PROBLEM TO SOLVE:
Pictures aside, quote the whole listing exactly.

MATERIAL PROVIDED:
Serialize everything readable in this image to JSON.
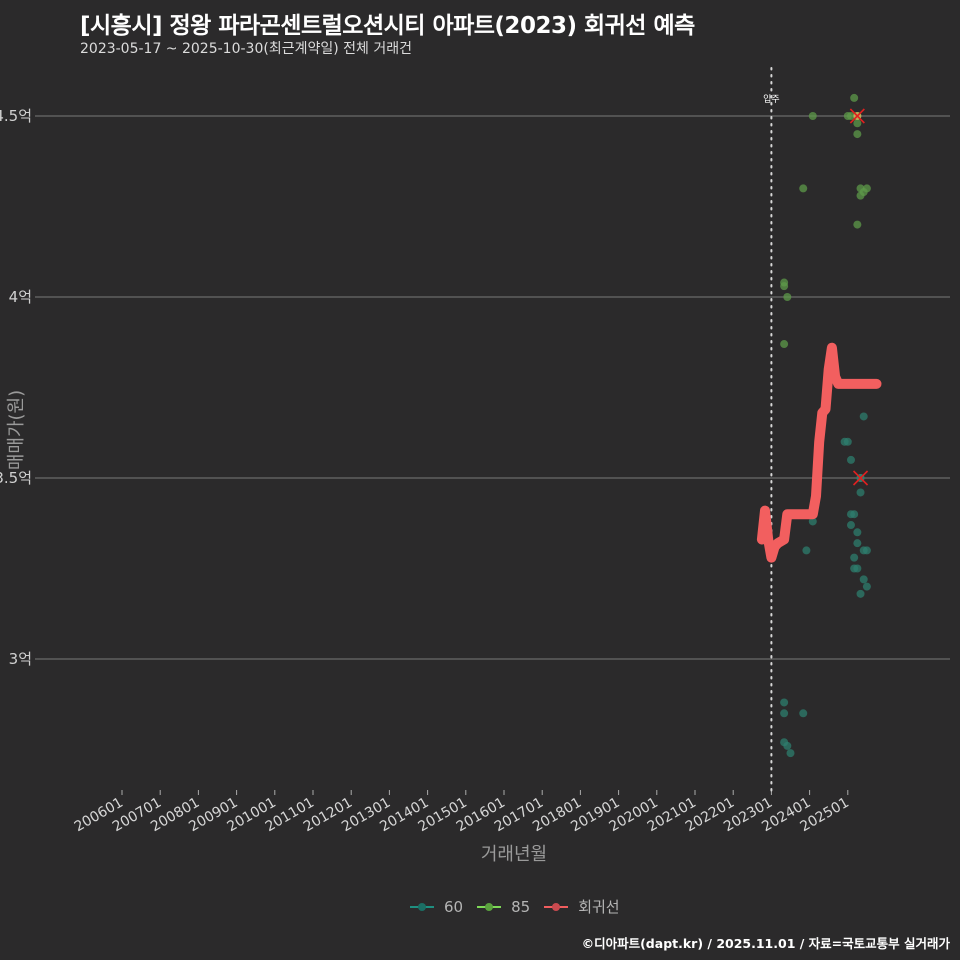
{
  "header": {
    "title": "[시흥시] 정왕 파라곤센트럴오션시티 아파트(2023) 회귀선 예측",
    "subtitle": "2023-05-17 ~ 2025-10-30(최근계약일) 전체 거래건"
  },
  "footer": {
    "credit": "©디아파트(dapt.kr) / 2025.11.01 / 자료=국토교통부 실거래가"
  },
  "legend": {
    "items": [
      {
        "label": "60",
        "color": "#1f8f80"
      },
      {
        "label": "85",
        "color": "#7ed957"
      },
      {
        "label": "회귀선",
        "color": "#f05d5e"
      }
    ]
  },
  "colors": {
    "background": "#2b2a2b",
    "grid": "#7a7a7a",
    "series_60": "#2e7d6e",
    "series_85": "#5e9a4a",
    "regression": "#f25f5f",
    "marker_x": "#e02020"
  },
  "chart_data": {
    "type": "scatter",
    "title": "[시흥시] 정왕 파라곤센트럴오션시티 아파트(2023) 회귀선 예측",
    "subtitle": "2023-05-17 ~ 2025-10-30(최근계약일) 전체 거래건",
    "xlabel": "거래년월",
    "ylabel": "매매가(원)",
    "x_ticks": [
      "200601",
      "200701",
      "200801",
      "200901",
      "201001",
      "201101",
      "201201",
      "201301",
      "201401",
      "201501",
      "201601",
      "201701",
      "201801",
      "201901",
      "202001",
      "202101",
      "202201",
      "202301",
      "202401",
      "202501"
    ],
    "y_ticks": [
      "3억",
      "3.5억",
      "4억",
      "4.5억"
    ],
    "y_tick_values": [
      3.0,
      3.5,
      4.0,
      4.5
    ],
    "ylim": [
      2.65,
      4.63
    ],
    "grid": true,
    "legend_position": "bottom",
    "annotation": {
      "label": "입주",
      "x": "202301",
      "style": "dotted vertical line"
    },
    "series": [
      {
        "name": "60",
        "points": [
          [
            "2023-05",
            2.88
          ],
          [
            "2023-05",
            2.85
          ],
          [
            "2023-05",
            2.77
          ],
          [
            "2023-06",
            2.76
          ],
          [
            "2023-07",
            2.74
          ],
          [
            "2023-11",
            2.85
          ],
          [
            "2023-12",
            3.3
          ],
          [
            "2024-02",
            3.38
          ],
          [
            "2024-12",
            3.6
          ],
          [
            "2025-01",
            3.6
          ],
          [
            "2025-02",
            3.55
          ],
          [
            "2025-02",
            3.4
          ],
          [
            "2025-02",
            3.37
          ],
          [
            "2025-03",
            3.4
          ],
          [
            "2025-03",
            3.28
          ],
          [
            "2025-03",
            3.25
          ],
          [
            "2025-04",
            3.25
          ],
          [
            "2025-04",
            3.35
          ],
          [
            "2025-04",
            3.32
          ],
          [
            "2025-05",
            3.5
          ],
          [
            "2025-05",
            3.46
          ],
          [
            "2025-06",
            3.3
          ],
          [
            "2025-07",
            3.3
          ],
          [
            "2025-06",
            3.22
          ],
          [
            "2025-07",
            3.2
          ],
          [
            "2025-05",
            3.18
          ],
          [
            "2025-06",
            3.67
          ]
        ]
      },
      {
        "name": "85",
        "points": [
          [
            "2023-05",
            4.04
          ],
          [
            "2023-05",
            4.03
          ],
          [
            "2023-06",
            4.0
          ],
          [
            "2023-05",
            3.87
          ],
          [
            "2023-11",
            4.3
          ],
          [
            "2024-02",
            4.5
          ],
          [
            "2025-01",
            4.5
          ],
          [
            "2025-02",
            4.5
          ],
          [
            "2025-03",
            4.55
          ],
          [
            "2025-04",
            4.5
          ],
          [
            "2025-04",
            4.48
          ],
          [
            "2025-04",
            4.45
          ],
          [
            "2025-04",
            4.2
          ],
          [
            "2025-05",
            4.3
          ],
          [
            "2025-05",
            4.28
          ],
          [
            "2025-06",
            4.29
          ],
          [
            "2025-07",
            4.3
          ]
        ]
      },
      {
        "name": "회귀선",
        "points": [
          [
            "2022-10",
            3.33
          ],
          [
            "2022-11",
            3.41
          ],
          [
            "2022-12",
            3.33
          ],
          [
            "2023-01",
            3.28
          ],
          [
            "2023-02",
            3.31
          ],
          [
            "2023-03",
            3.32
          ],
          [
            "2023-05",
            3.33
          ],
          [
            "2023-06",
            3.4
          ],
          [
            "2023-08",
            3.4
          ],
          [
            "2023-11",
            3.4
          ],
          [
            "2024-02",
            3.4
          ],
          [
            "2024-03",
            3.45
          ],
          [
            "2024-04",
            3.6
          ],
          [
            "2024-05",
            3.68
          ],
          [
            "2024-06",
            3.69
          ],
          [
            "2024-07",
            3.8
          ],
          [
            "2024-08",
            3.86
          ],
          [
            "2024-09",
            3.78
          ],
          [
            "2024-10",
            3.76
          ],
          [
            "2025-03",
            3.76
          ],
          [
            "2025-08",
            3.76
          ],
          [
            "2025-10",
            3.76
          ]
        ]
      }
    ],
    "highlighted_points": [
      {
        "series": "85",
        "x": "2025-04",
        "y": 4.5,
        "marker": "x"
      },
      {
        "series": "60",
        "x": "2025-05",
        "y": 3.5,
        "marker": "x"
      }
    ]
  }
}
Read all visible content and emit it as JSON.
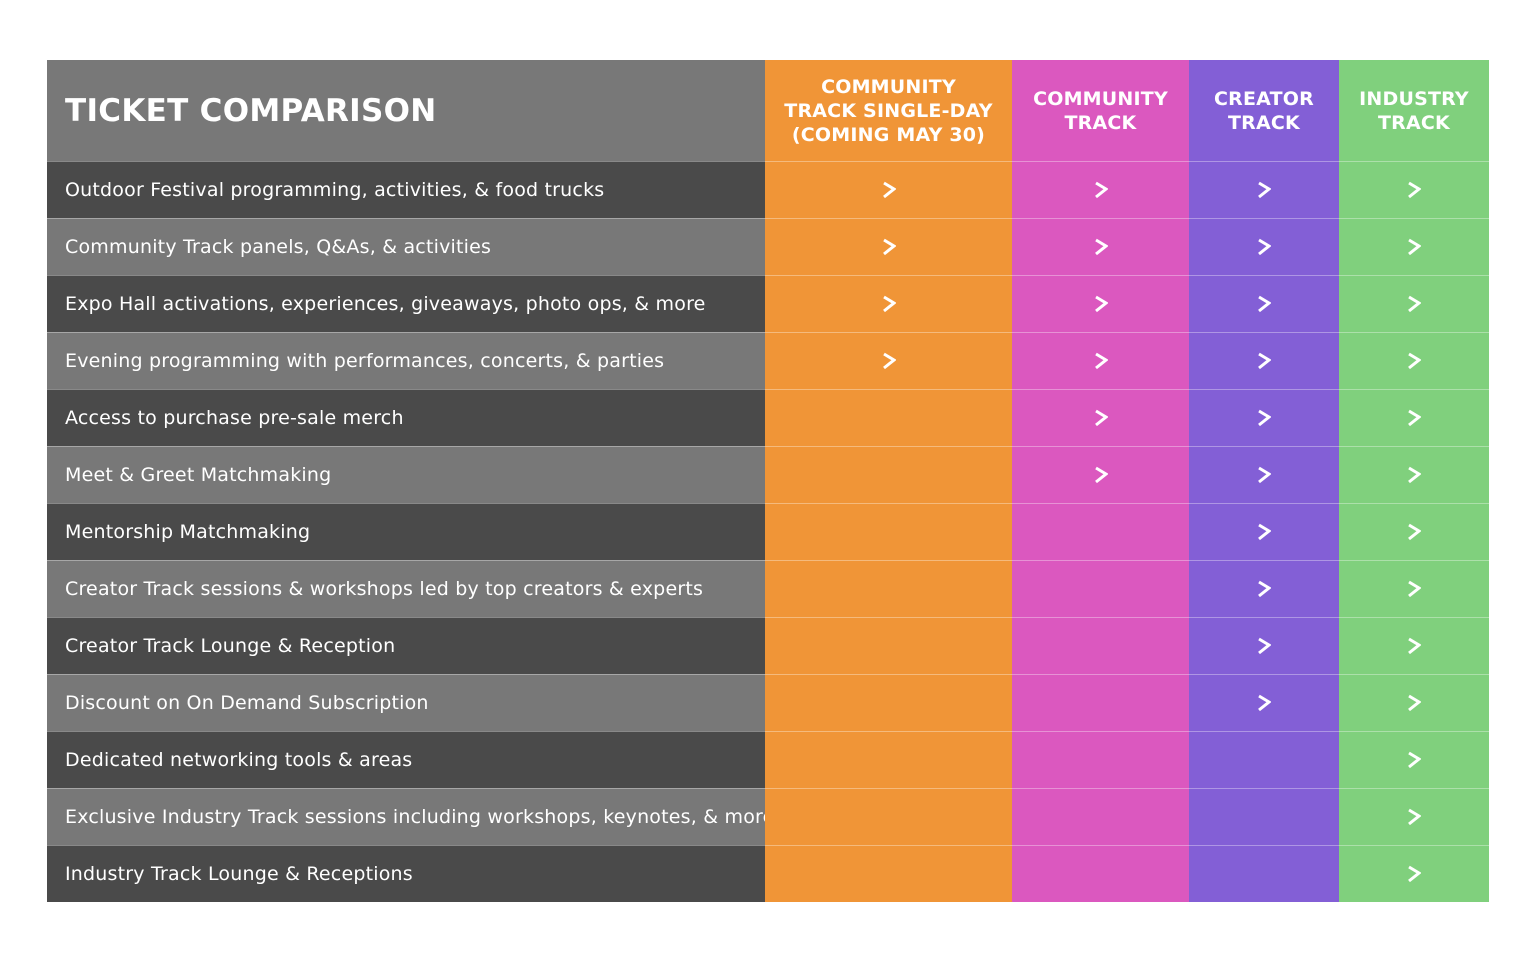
{
  "header": {
    "title": "TICKET COMPARISON"
  },
  "columns": [
    {
      "label": "COMMUNITY\nTRACK SINGLE-DAY\n(COMING MAY 30)",
      "color": "#f09537"
    },
    {
      "label": "COMMUNITY\nTRACK",
      "color": "#db58bf"
    },
    {
      "label": "CREATOR\nTRACK",
      "color": "#835fd6"
    },
    {
      "label": "INDUSTRY\nTRACK",
      "color": "#80d07d"
    }
  ],
  "label_colors": {
    "dark": "#4a4a4a",
    "light": "#787878"
  },
  "check_icon": "chevron-right-icon",
  "rows": [
    {
      "label": "Outdoor Festival programming, activities, & food trucks",
      "included": [
        true,
        true,
        true,
        true
      ]
    },
    {
      "label": "Community Track panels, Q&As, & activities",
      "included": [
        true,
        true,
        true,
        true
      ]
    },
    {
      "label": "Expo Hall activations, experiences, giveaways, photo ops, & more",
      "included": [
        true,
        true,
        true,
        true
      ]
    },
    {
      "label": "Evening programming with performances, concerts, & parties",
      "included": [
        true,
        true,
        true,
        true
      ]
    },
    {
      "label": "Access to purchase pre-sale merch",
      "included": [
        false,
        true,
        true,
        true
      ]
    },
    {
      "label": "Meet & Greet Matchmaking",
      "included": [
        false,
        true,
        true,
        true
      ]
    },
    {
      "label": "Mentorship Matchmaking",
      "included": [
        false,
        false,
        true,
        true
      ]
    },
    {
      "label": "Creator Track sessions & workshops led by top creators & experts",
      "included": [
        false,
        false,
        true,
        true
      ]
    },
    {
      "label": "Creator Track Lounge & Reception",
      "included": [
        false,
        false,
        true,
        true
      ]
    },
    {
      "label": "Discount on On Demand Subscription",
      "included": [
        false,
        false,
        true,
        true
      ]
    },
    {
      "label": "Dedicated networking tools & areas",
      "included": [
        false,
        false,
        false,
        true
      ]
    },
    {
      "label": "Exclusive Industry Track sessions including workshops, keynotes, & more",
      "included": [
        false,
        false,
        false,
        true
      ]
    },
    {
      "label": "Industry Track Lounge & Receptions",
      "included": [
        false,
        false,
        false,
        true
      ]
    }
  ]
}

EXERCISE RESPONSE:
Serialize everything readable in this image to JSON.
{
  "header": {
    "title": "[시흥시] 정왕 파라곤센트럴오션시티 아파트(2023) 회귀선 예측",
    "subtitle": "2023-05-17 ~ 2025-10-30(최근계약일) 전체 거래건"
  },
  "footer": {
    "credit": "©디아파트(dapt.kr) / 2025.11.01 / 자료=국토교통부 실거래가"
  },
  "legend": {
    "items": [
      {
        "label": "60",
        "color": "#1f8f80"
      },
      {
        "label": "85",
        "color": "#7ed957"
      },
      {
        "label": "회귀선",
        "color": "#f05d5e"
      }
    ]
  },
  "colors": {
    "background": "#2b2a2b",
    "grid": "#7a7a7a",
    "series_60": "#2e7d6e",
    "series_85": "#5e9a4a",
    "regression": "#f25f5f",
    "marker_x": "#e02020"
  },
  "chart_data": {
    "type": "scatter",
    "title": "[시흥시] 정왕 파라곤센트럴오션시티 아파트(2023) 회귀선 예측",
    "subtitle": "2023-05-17 ~ 2025-10-30(최근계약일) 전체 거래건",
    "xlabel": "거래년월",
    "ylabel": "매매가(원)",
    "x_ticks": [
      "200601",
      "200701",
      "200801",
      "200901",
      "201001",
      "201101",
      "201201",
      "201301",
      "201401",
      "201501",
      "201601",
      "201701",
      "201801",
      "201901",
      "202001",
      "202101",
      "202201",
      "202301",
      "202401",
      "202501"
    ],
    "y_ticks": [
      "3억",
      "3.5억",
      "4억",
      "4.5억"
    ],
    "y_tick_values": [
      3.0,
      3.5,
      4.0,
      4.5
    ],
    "ylim": [
      2.65,
      4.63
    ],
    "grid": true,
    "legend_position": "bottom",
    "annotation": {
      "label": "입주",
      "x": "202301",
      "style": "dotted vertical line"
    },
    "series": [
      {
        "name": "60",
        "points": [
          [
            "2023-05",
            2.88
          ],
          [
            "2023-05",
            2.85
          ],
          [
            "2023-05",
            2.77
          ],
          [
            "2023-06",
            2.76
          ],
          [
            "2023-07",
            2.74
          ],
          [
            "2023-11",
            2.85
          ],
          [
            "2023-12",
            3.3
          ],
          [
            "2024-02",
            3.38
          ],
          [
            "2024-12",
            3.6
          ],
          [
            "2025-01",
            3.6
          ],
          [
            "2025-02",
            3.55
          ],
          [
            "2025-02",
            3.4
          ],
          [
            "2025-02",
            3.37
          ],
          [
            "2025-03",
            3.4
          ],
          [
            "2025-03",
            3.28
          ],
          [
            "2025-03",
            3.25
          ],
          [
            "2025-04",
            3.25
          ],
          [
            "2025-04",
            3.35
          ],
          [
            "2025-04",
            3.32
          ],
          [
            "2025-05",
            3.5
          ],
          [
            "2025-05",
            3.46
          ],
          [
            "2025-06",
            3.3
          ],
          [
            "2025-07",
            3.3
          ],
          [
            "2025-06",
            3.22
          ],
          [
            "2025-07",
            3.2
          ],
          [
            "2025-05",
            3.18
          ],
          [
            "2025-06",
            3.67
          ]
        ]
      },
      {
        "name": "85",
        "points": [
          [
            "2023-05",
            4.04
          ],
          [
            "2023-05",
            4.03
          ],
          [
            "2023-06",
            4.0
          ],
          [
            "2023-05",
            3.87
          ],
          [
            "2023-11",
            4.3
          ],
          [
            "2024-02",
            4.5
          ],
          [
            "2025-01",
            4.5
          ],
          [
            "2025-02",
            4.5
          ],
          [
            "2025-03",
            4.55
          ],
          [
            "2025-04",
            4.5
          ],
          [
            "2025-04",
            4.48
          ],
          [
            "2025-04",
            4.45
          ],
          [
            "2025-04",
            4.2
          ],
          [
            "2025-05",
            4.3
          ],
          [
            "2025-05",
            4.28
          ],
          [
            "2025-06",
            4.29
          ],
          [
            "2025-07",
            4.3
          ]
        ]
      },
      {
        "name": "회귀선",
        "points": [
          [
            "2022-10",
            3.33
          ],
          [
            "2022-11",
            3.41
          ],
          [
            "2022-12",
            3.33
          ],
          [
            "2023-01",
            3.28
          ],
          [
            "2023-02",
            3.31
          ],
          [
            "2023-03",
            3.32
          ],
          [
            "2023-05",
            3.33
          ],
          [
            "2023-06",
            3.4
          ],
          [
            "2023-08",
            3.4
          ],
          [
            "2023-11",
            3.4
          ],
          [
            "2024-02",
            3.4
          ],
          [
            "2024-03",
            3.45
          ],
          [
            "2024-04",
            3.6
          ],
          [
            "2024-05",
            3.68
          ],
          [
            "2024-06",
            3.69
          ],
          [
            "2024-07",
            3.8
          ],
          [
            "2024-08",
            3.86
          ],
          [
            "2024-09",
            3.78
          ],
          [
            "2024-10",
            3.76
          ],
          [
            "2025-03",
            3.76
          ],
          [
            "2025-08",
            3.76
          ],
          [
            "2025-10",
            3.76
          ]
        ]
      }
    ],
    "highlighted_points": [
      {
        "series": "85",
        "x": "2025-04",
        "y": 4.5,
        "marker": "x"
      },
      {
        "series": "60",
        "x": "2025-05",
        "y": 3.5,
        "marker": "x"
      }
    ]
  }
}
Read all visible content and emit it as JSON.
{
  "header": {
    "title": "TICKET COMPARISON"
  },
  "columns": [
    {
      "label": "COMMUNITY\nTRACK SINGLE-DAY\n(COMING MAY 30)",
      "color": "#f09537"
    },
    {
      "label": "COMMUNITY\nTRACK",
      "color": "#db58bf"
    },
    {
      "label": "CREATOR\nTRACK",
      "color": "#835fd6"
    },
    {
      "label": "INDUSTRY\nTRACK",
      "color": "#80d07d"
    }
  ],
  "label_colors": {
    "dark": "#4a4a4a",
    "light": "#787878"
  },
  "check_icon": "chevron-right-icon",
  "rows": [
    {
      "label": "Outdoor Festival programming, activities, & food trucks",
      "included": [
        true,
        true,
        true,
        true
      ]
    },
    {
      "label": "Community Track panels, Q&As, & activities",
      "included": [
        true,
        true,
        true,
        true
      ]
    },
    {
      "label": "Expo Hall activations, experiences, giveaways, photo ops, & more",
      "included": [
        true,
        true,
        true,
        true
      ]
    },
    {
      "label": "Evening programming with performances, concerts, & parties",
      "included": [
        true,
        true,
        true,
        true
      ]
    },
    {
      "label": "Access to purchase pre-sale merch",
      "included": [
        false,
        true,
        true,
        true
      ]
    },
    {
      "label": "Meet & Greet Matchmaking",
      "included": [
        false,
        true,
        true,
        true
      ]
    },
    {
      "label": "Mentorship Matchmaking",
      "included": [
        false,
        false,
        true,
        true
      ]
    },
    {
      "label": "Creator Track sessions & workshops led by top creators & experts",
      "included": [
        false,
        false,
        true,
        true
      ]
    },
    {
      "label": "Creator Track Lounge & Reception",
      "included": [
        false,
        false,
        true,
        true
      ]
    },
    {
      "label": "Discount on On Demand Subscription",
      "included": [
        false,
        false,
        true,
        true
      ]
    },
    {
      "label": "Dedicated networking tools & areas",
      "included": [
        false,
        false,
        false,
        true
      ]
    },
    {
      "label": "Exclusive Industry Track sessions including workshops, keynotes, & more",
      "included": [
        false,
        false,
        false,
        true
      ]
    },
    {
      "label": "Industry Track Lounge & Receptions",
      "included": [
        false,
        false,
        false,
        true
      ]
    }
  ]
}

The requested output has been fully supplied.